• [TASK TO CARRY OUT] Extract every line of the listing, unchanged, from the line containing "355, 1538, 399]" down to the line containing "1085, 787, 1135]", both included.

[BEGIN DATASET]

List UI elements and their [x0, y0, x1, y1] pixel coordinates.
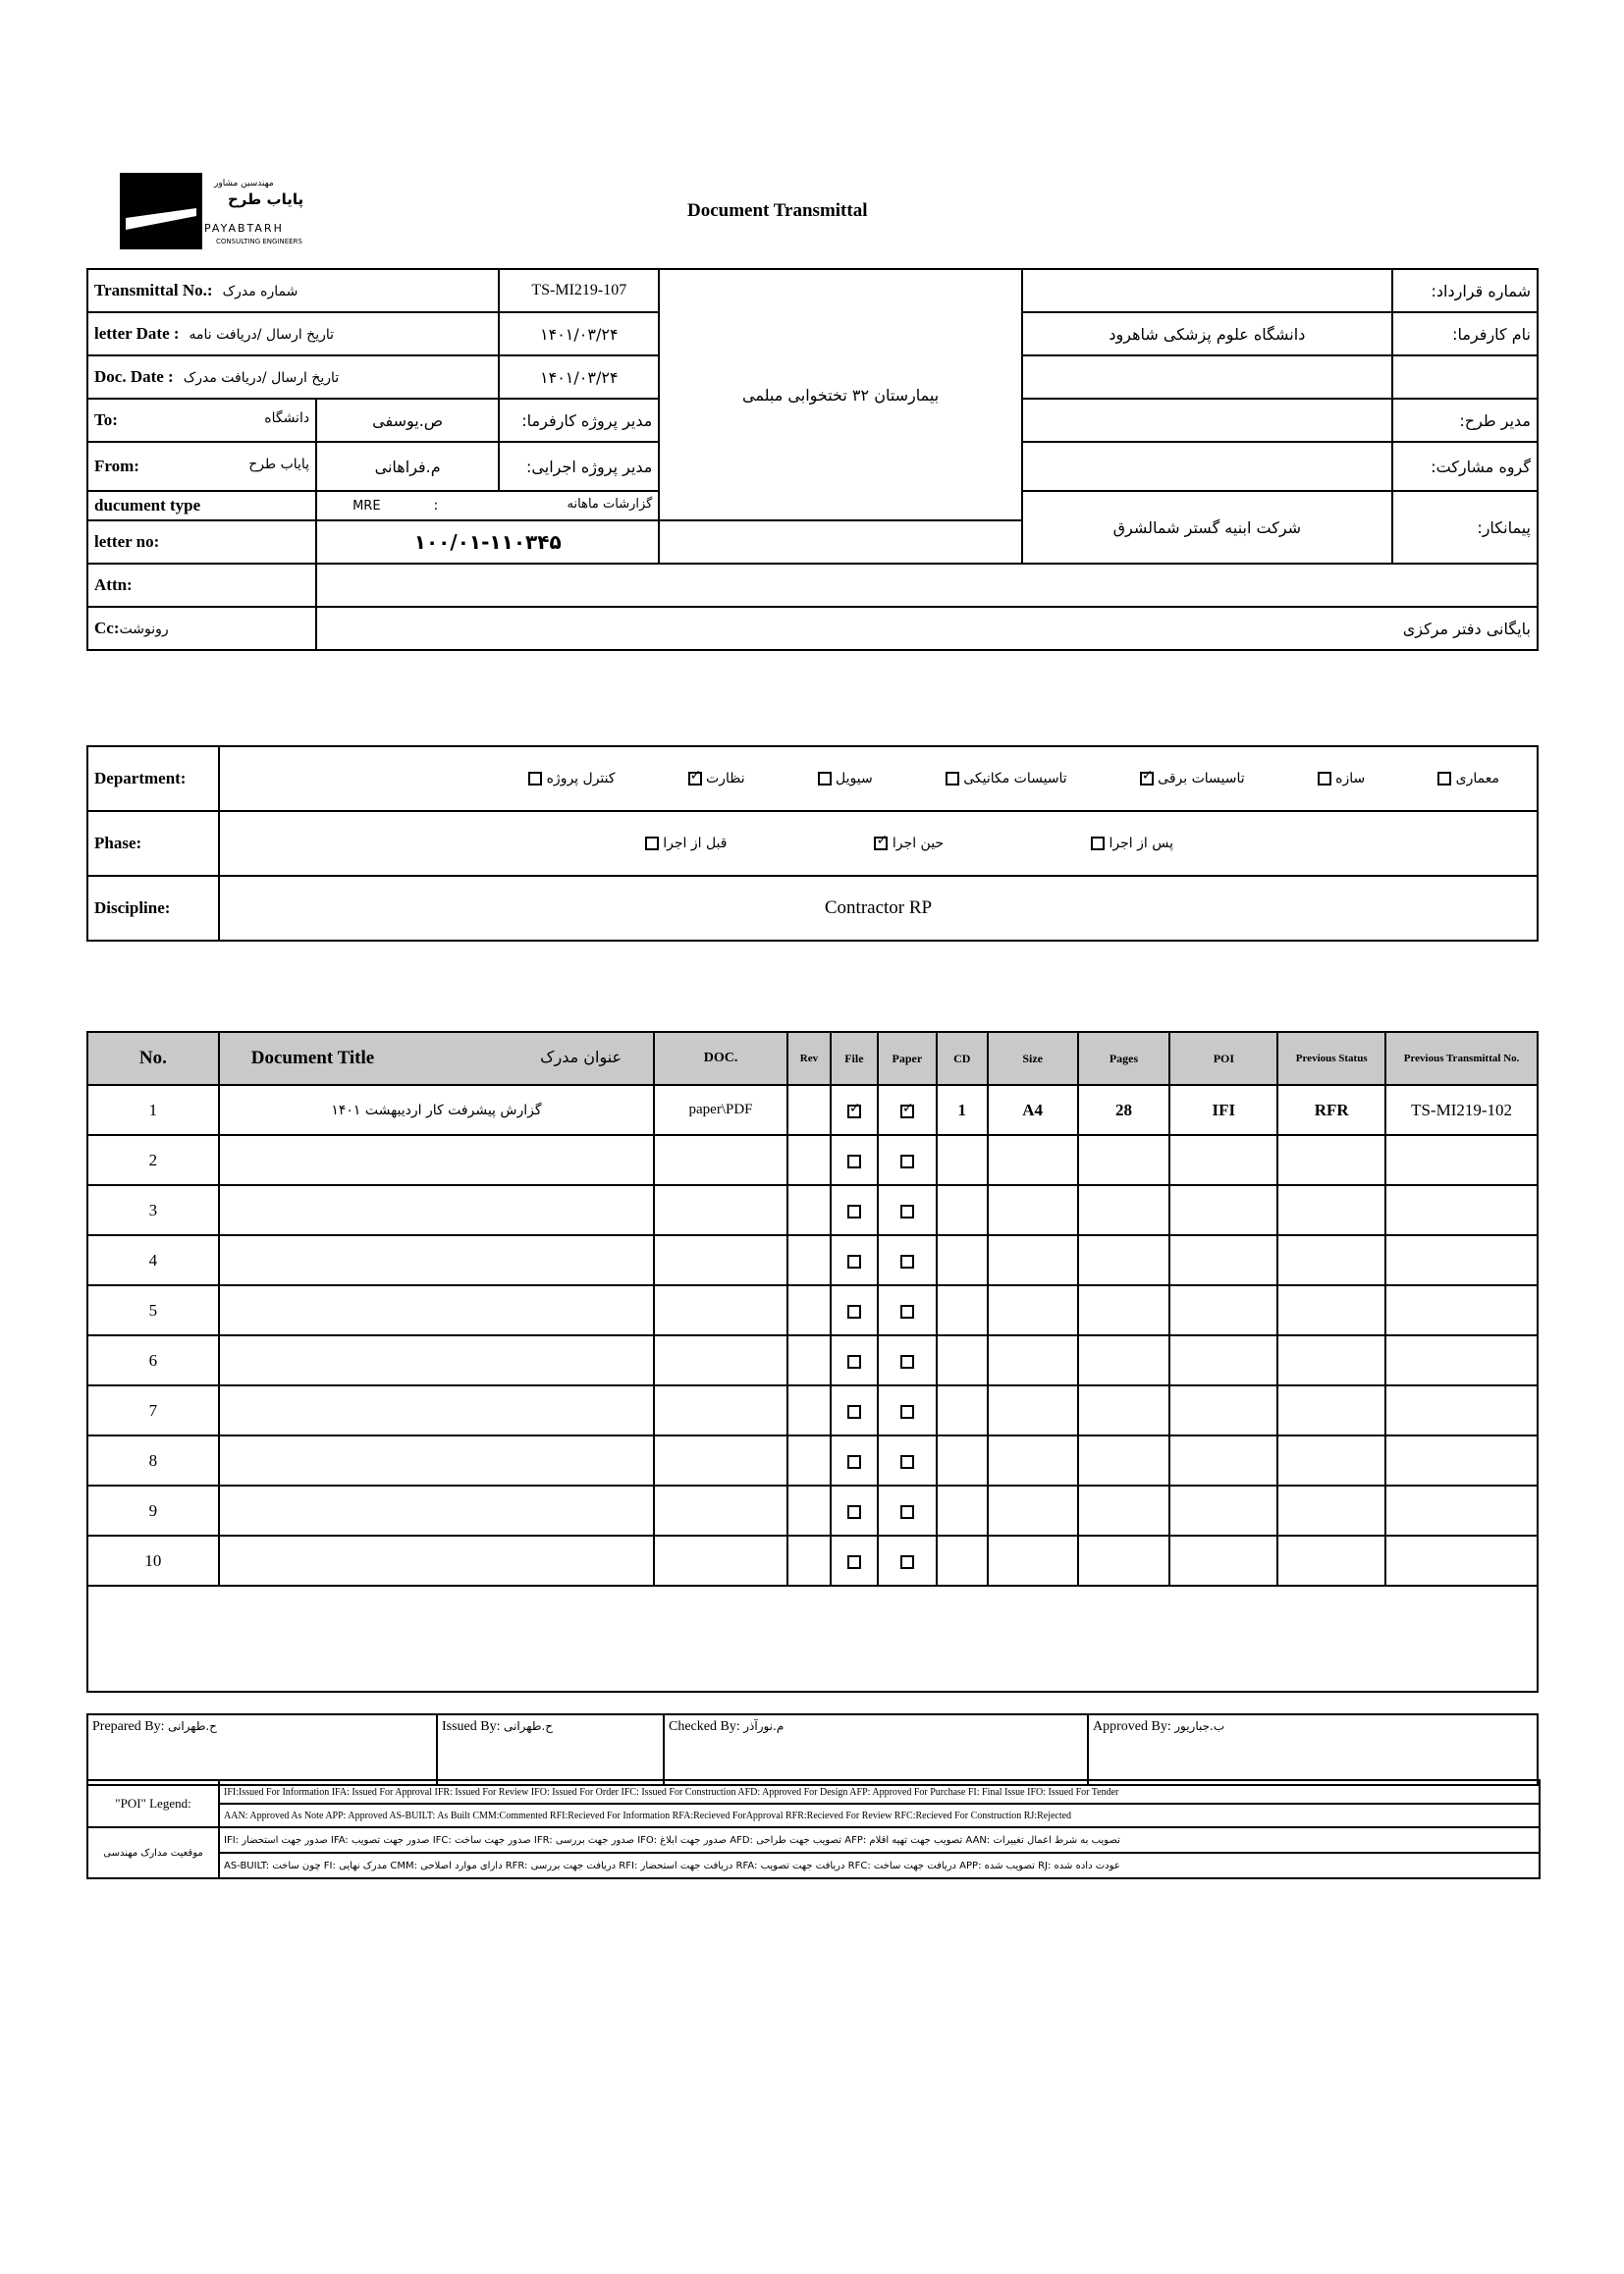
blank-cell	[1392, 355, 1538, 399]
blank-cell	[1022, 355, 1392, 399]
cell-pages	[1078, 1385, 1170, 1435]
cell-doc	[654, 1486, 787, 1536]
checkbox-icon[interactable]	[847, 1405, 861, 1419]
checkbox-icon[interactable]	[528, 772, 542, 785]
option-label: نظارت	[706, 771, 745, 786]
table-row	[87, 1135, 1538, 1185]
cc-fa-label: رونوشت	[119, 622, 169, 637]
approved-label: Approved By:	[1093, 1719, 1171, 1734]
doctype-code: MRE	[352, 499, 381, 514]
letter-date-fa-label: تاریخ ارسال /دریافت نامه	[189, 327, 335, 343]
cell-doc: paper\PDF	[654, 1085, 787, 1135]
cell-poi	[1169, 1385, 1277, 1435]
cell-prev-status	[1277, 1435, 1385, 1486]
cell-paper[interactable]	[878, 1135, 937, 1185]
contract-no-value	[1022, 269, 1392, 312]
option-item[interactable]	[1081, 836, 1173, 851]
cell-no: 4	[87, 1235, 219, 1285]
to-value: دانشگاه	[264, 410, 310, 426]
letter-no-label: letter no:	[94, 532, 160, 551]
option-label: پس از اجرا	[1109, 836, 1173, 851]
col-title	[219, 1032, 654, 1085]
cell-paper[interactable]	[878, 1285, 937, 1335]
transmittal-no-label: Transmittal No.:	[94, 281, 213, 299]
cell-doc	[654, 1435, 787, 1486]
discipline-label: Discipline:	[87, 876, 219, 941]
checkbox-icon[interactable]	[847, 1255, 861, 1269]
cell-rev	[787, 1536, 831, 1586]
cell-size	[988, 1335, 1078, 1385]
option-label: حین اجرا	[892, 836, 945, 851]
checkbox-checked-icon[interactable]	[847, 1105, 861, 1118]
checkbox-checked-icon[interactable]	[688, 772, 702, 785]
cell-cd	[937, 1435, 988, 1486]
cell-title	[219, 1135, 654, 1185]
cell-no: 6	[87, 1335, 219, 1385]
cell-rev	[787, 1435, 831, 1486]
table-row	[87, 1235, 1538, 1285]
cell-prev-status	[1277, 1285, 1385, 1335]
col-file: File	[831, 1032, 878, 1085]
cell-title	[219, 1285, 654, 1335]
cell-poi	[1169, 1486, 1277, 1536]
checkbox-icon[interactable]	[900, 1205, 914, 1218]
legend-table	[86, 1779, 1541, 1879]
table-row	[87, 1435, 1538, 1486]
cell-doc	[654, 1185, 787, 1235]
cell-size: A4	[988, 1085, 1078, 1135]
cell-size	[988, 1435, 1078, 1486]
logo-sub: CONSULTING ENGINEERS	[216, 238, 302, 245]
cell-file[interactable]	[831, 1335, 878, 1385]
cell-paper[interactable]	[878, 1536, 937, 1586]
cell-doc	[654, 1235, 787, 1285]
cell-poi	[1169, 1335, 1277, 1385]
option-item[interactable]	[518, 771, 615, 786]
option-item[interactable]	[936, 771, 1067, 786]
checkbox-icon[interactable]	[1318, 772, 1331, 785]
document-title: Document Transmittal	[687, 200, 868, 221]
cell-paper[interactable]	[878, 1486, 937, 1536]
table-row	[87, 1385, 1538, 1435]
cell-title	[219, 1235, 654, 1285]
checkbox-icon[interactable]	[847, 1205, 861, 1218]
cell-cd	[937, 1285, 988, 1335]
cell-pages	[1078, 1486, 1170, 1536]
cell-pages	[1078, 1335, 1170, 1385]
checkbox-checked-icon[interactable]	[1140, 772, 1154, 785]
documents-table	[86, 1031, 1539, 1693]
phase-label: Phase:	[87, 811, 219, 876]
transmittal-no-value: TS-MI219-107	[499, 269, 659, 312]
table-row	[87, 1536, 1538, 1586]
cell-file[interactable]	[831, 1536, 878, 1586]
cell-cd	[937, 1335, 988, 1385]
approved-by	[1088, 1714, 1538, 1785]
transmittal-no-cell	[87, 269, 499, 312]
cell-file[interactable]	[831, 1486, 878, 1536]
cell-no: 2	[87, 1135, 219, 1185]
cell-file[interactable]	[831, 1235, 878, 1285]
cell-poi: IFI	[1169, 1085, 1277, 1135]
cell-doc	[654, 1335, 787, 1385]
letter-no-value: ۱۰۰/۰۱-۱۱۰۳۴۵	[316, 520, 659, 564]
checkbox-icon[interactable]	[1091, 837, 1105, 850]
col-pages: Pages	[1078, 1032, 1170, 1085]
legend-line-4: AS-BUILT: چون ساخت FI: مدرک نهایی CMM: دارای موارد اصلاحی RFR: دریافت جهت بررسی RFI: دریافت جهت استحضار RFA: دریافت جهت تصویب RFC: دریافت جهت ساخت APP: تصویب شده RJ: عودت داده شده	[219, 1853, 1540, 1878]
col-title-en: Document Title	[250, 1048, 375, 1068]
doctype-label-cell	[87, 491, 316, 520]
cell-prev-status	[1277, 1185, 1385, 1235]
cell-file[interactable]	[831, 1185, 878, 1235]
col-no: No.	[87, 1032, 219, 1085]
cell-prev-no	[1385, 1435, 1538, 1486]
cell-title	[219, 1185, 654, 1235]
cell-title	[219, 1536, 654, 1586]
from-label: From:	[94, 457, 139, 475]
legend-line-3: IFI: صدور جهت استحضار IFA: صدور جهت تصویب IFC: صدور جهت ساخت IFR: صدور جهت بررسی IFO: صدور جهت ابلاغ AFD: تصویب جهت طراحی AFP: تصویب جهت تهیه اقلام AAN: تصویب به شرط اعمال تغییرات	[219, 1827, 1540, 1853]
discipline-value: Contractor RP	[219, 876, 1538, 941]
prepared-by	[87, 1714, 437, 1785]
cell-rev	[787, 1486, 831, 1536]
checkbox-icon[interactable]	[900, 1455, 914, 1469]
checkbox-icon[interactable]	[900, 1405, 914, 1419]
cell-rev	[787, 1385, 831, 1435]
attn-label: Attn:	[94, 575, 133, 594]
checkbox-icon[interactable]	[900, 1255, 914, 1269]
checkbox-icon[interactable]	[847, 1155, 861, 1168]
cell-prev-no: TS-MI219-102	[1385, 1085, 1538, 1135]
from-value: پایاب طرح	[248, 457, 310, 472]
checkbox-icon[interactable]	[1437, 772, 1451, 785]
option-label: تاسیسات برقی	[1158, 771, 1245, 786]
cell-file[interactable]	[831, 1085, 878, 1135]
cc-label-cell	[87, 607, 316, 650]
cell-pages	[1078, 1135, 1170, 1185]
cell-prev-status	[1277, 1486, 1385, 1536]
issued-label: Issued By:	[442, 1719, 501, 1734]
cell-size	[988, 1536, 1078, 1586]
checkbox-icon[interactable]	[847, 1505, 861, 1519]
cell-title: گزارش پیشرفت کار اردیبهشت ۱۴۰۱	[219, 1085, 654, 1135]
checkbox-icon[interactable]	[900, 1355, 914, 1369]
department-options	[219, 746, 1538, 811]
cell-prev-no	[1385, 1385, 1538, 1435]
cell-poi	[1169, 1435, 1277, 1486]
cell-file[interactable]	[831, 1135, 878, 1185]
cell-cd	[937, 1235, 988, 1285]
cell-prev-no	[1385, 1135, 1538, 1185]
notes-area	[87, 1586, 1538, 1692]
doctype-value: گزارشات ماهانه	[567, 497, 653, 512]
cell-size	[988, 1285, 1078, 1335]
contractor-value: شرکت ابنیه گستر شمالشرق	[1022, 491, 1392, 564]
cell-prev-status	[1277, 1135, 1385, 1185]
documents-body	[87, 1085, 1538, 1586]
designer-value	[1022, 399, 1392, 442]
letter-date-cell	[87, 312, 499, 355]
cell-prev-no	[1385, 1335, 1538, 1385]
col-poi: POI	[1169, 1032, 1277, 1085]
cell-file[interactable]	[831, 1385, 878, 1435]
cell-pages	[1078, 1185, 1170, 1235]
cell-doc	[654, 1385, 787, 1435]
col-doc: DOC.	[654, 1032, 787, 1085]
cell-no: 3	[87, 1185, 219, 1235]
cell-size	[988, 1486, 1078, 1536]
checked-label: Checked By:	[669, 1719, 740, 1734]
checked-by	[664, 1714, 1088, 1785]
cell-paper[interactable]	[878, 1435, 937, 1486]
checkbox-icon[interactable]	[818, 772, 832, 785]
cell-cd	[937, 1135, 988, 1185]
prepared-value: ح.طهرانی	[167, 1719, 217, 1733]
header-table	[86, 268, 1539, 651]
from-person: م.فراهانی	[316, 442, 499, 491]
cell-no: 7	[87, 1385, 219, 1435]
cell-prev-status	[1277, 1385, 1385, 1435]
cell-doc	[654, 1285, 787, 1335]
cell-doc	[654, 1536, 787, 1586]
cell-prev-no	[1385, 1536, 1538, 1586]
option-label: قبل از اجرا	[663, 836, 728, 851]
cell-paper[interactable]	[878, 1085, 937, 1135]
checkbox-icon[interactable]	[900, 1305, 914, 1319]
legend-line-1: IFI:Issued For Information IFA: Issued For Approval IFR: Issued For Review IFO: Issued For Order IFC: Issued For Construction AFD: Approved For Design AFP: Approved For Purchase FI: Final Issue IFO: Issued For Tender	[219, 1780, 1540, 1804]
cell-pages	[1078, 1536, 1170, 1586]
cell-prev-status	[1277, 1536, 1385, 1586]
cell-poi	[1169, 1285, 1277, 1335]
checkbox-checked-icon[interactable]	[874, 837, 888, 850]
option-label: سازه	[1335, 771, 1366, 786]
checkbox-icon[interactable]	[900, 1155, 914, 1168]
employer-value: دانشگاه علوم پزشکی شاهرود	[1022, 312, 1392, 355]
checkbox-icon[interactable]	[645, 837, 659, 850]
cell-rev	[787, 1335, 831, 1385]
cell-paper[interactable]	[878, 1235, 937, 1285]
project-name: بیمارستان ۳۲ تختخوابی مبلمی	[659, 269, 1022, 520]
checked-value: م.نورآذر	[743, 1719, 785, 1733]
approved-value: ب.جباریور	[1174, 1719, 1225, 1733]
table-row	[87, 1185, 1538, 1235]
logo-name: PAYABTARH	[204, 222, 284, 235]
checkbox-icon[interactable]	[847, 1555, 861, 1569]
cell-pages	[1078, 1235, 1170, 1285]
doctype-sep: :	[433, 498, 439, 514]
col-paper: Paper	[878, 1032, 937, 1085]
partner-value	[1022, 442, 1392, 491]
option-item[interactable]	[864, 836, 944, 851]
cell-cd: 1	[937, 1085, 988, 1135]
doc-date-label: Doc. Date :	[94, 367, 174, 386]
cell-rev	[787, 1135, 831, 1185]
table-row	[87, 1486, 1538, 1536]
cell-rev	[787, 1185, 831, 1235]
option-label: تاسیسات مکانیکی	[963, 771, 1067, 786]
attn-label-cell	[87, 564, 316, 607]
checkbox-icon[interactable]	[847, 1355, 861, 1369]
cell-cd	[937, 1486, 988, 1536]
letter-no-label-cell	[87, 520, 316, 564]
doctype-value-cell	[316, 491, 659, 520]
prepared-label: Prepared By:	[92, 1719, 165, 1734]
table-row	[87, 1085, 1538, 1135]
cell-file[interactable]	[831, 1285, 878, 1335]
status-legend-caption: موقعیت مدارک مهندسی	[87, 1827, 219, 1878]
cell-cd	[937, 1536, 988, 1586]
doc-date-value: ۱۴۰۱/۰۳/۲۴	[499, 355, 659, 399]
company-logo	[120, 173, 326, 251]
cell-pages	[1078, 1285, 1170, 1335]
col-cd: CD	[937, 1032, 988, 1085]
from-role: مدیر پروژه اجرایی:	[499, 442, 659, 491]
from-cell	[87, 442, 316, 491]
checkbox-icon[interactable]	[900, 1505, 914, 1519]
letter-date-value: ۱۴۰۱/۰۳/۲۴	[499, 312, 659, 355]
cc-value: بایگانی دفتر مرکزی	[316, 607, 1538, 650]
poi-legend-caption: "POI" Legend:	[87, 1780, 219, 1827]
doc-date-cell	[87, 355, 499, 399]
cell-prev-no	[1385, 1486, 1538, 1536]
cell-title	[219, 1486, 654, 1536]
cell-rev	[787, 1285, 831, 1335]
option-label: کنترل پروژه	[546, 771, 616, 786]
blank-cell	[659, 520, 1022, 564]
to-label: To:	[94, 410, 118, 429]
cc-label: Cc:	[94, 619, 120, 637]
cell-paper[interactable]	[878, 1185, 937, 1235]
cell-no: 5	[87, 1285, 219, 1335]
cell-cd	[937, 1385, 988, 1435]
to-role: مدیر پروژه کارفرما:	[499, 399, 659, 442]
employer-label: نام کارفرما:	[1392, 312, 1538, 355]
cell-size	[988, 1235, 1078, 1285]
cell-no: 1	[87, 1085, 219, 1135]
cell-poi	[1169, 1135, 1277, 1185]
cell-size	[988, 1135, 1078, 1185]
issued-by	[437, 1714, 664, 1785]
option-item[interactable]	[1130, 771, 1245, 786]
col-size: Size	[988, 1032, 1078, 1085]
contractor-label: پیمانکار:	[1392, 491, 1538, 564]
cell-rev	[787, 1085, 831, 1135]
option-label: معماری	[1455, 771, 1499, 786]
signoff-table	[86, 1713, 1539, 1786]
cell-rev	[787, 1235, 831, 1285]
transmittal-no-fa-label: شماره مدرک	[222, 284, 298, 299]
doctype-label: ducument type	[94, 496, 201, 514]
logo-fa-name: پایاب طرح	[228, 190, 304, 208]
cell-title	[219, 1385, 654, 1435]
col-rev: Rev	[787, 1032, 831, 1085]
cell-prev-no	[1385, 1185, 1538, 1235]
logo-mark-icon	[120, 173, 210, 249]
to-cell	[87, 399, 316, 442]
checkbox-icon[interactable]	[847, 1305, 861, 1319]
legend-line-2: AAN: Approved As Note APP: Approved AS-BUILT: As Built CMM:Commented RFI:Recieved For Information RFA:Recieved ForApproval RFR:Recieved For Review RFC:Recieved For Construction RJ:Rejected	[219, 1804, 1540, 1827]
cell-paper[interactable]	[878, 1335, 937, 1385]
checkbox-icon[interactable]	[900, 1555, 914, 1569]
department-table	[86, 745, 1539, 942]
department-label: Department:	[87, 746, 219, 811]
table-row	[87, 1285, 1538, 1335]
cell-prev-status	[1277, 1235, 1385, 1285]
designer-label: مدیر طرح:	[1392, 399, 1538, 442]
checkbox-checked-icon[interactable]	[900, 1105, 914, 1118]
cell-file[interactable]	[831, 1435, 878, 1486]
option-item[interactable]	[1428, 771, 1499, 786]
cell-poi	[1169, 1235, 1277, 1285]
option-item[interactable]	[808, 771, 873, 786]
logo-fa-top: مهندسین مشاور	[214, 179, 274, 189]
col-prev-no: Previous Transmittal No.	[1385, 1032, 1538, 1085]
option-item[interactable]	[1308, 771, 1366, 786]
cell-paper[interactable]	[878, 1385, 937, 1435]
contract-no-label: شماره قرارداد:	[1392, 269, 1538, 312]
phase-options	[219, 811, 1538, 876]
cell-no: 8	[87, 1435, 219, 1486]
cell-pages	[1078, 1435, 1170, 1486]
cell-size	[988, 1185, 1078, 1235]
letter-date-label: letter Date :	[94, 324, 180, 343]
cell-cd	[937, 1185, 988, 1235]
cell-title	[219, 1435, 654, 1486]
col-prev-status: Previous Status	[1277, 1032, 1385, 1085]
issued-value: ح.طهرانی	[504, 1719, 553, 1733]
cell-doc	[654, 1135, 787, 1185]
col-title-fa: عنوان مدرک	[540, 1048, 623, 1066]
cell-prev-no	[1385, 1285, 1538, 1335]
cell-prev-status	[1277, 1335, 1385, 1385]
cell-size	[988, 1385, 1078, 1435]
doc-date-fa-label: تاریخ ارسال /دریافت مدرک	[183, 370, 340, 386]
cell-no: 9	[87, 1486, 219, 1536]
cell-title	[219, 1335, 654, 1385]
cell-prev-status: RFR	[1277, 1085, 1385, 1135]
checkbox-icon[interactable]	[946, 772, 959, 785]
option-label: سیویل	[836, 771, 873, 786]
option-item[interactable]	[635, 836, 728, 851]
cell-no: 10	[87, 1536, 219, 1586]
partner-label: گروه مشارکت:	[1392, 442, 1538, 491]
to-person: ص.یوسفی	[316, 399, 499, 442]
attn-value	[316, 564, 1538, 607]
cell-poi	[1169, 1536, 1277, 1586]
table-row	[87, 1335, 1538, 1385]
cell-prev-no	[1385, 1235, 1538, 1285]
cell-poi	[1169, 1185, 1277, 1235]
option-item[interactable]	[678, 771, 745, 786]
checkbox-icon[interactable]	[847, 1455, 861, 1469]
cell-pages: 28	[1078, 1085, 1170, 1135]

[END DATASET]

• [SOLUTION TO THIS TASK]
blank-cell	[1392, 355, 1538, 399]
blank-cell	[1022, 355, 1392, 399]
cell-pages	[1078, 1385, 1170, 1435]
cell-doc	[654, 1486, 787, 1536]
checkbox-icon[interactable]	[847, 1405, 861, 1419]
checkbox-icon[interactable]	[528, 772, 542, 785]
option-label: نظارت	[706, 771, 745, 786]
table-row	[87, 1135, 1538, 1185]
cc-fa-label: رونوشت	[119, 622, 169, 637]
approved-label: Approved By:	[1093, 1719, 1171, 1734]
doctype-code: MRE	[352, 499, 381, 514]
letter-date-fa-label: تاریخ ارسال /دریافت نامه	[189, 327, 335, 343]
cell-doc: paper\PDF	[654, 1085, 787, 1135]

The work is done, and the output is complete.